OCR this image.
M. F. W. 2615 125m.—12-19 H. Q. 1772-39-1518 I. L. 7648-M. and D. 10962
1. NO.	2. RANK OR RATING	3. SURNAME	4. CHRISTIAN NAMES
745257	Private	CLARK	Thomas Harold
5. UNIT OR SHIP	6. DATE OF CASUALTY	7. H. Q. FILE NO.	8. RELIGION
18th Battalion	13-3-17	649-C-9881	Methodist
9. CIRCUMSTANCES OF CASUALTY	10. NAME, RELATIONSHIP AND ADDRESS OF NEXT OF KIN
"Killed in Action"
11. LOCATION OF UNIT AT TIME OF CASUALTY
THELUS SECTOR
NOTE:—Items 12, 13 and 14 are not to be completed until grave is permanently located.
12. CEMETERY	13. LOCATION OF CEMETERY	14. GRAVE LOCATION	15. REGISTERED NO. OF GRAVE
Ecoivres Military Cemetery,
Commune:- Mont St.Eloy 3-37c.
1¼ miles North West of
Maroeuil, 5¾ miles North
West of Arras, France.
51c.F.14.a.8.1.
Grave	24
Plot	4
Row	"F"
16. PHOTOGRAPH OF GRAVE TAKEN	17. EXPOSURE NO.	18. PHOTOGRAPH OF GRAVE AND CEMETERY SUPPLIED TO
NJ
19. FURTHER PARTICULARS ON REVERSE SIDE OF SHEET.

- - - - - - -

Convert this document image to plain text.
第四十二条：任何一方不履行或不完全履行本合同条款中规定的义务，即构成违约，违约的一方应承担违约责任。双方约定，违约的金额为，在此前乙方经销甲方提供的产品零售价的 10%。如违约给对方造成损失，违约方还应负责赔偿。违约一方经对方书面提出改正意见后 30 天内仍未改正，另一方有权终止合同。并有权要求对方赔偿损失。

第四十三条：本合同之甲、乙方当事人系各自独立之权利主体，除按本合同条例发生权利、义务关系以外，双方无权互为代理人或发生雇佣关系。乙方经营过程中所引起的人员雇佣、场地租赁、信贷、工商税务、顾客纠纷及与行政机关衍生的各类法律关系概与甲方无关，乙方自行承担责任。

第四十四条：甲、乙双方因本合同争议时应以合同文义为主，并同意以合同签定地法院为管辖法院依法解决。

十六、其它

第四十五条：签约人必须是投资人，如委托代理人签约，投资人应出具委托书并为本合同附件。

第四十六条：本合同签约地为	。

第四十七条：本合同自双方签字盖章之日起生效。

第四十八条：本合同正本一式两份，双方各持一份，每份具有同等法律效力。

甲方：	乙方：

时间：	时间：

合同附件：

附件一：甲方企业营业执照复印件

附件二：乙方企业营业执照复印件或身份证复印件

- - - - - - -

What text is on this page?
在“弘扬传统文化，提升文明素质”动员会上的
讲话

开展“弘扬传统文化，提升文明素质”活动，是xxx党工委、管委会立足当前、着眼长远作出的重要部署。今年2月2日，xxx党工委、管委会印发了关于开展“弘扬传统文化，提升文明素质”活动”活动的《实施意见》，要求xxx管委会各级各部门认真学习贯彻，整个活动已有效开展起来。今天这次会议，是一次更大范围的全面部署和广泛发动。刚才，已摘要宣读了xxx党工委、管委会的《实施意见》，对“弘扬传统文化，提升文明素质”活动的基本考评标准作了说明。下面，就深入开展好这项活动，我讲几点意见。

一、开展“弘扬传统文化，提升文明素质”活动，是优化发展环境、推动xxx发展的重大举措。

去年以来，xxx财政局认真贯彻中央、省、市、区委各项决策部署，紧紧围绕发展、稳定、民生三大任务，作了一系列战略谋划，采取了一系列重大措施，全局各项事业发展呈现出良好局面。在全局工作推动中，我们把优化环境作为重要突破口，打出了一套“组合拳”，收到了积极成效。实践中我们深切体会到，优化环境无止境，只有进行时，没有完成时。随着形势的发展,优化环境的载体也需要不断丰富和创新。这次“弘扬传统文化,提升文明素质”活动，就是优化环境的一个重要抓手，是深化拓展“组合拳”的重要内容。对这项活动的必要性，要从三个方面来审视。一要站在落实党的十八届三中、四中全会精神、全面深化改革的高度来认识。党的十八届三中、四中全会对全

- - - - - - -

_WHAT NEEDS TO BE DONE_
Read the data above and pull out each line that holds the string "CASUALTY".

_EXERCISE RESPONSE_
5. UNIT OR SHIP	6. DATE OF CASUALTY	7. H. Q. FILE NO.	8. RELIGION
9. CIRCUMSTANCES OF CASUALTY	10. NAME, RELATIONSHIP AND ADDRESS OF NEXT OF KIN
11. LOCATION OF UNIT AT TIME OF CASUALTY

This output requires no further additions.